§ GIVEN DATA:

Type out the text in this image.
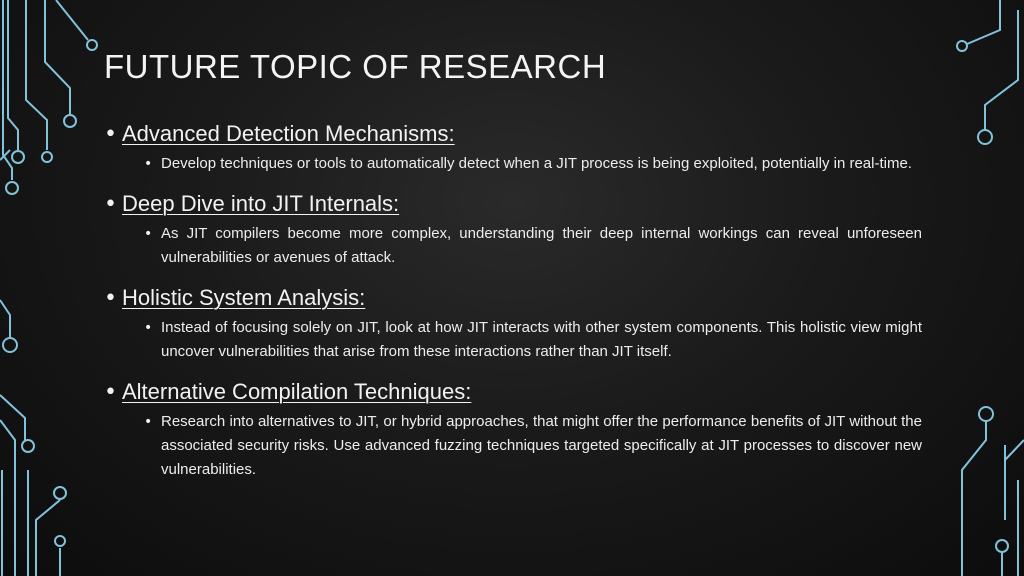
FUTURE TOPIC OF RESEARCH
• Advanced Detection Mechanisms:
• Develop techniques or tools to automatically detect when a JIT process is being exploited, potentially in real-time.
• Deep Dive into JIT Internals:
• As JIT compilers become more complex, understanding their deep internal workings can reveal unforeseen vulnerabilities or avenues of attack.
• Holistic System Analysis:
• Instead of focusing solely on JIT, look at how JIT interacts with other system components. This holistic view might uncover vulnerabilities that arise from these interactions rather than JIT itself.
• Alternative Compilation Techniques:
• Research into alternatives to JIT, or hybrid approaches, that might offer the performance benefits of JIT without the associated security risks. Use advanced fuzzing techniques targeted specifically at JIT processes to discover new vulnerabilities.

§ YOUR GOAL: Leave out the pictures and transcribe everything else exactly.

§ SOLUTION FOR THIS PROBLEM:
Type out the text in this image.
FUTURE TOPIC OF RESEARCH
• Advanced Detection Mechanisms:
• Develop techniques or tools to automatically detect when a JIT process is being exploited, potentially in real-time.
• Deep Dive into JIT Internals:
• As JIT compilers become more complex, understanding their deep internal workings can reveal unforeseen vulnerabilities or avenues of attack.
• Holistic System Analysis:
• Instead of focusing solely on JIT, look at how JIT interacts with other system components. This holistic view might uncover vulnerabilities that arise from these interactions rather than JIT itself.
• Alternative Compilation Techniques:
• Research into alternatives to JIT, or hybrid approaches, that might offer the performance benefits of JIT without the associated security risks. Use advanced fuzzing techniques targeted specifically at JIT processes to discover new vulnerabilities.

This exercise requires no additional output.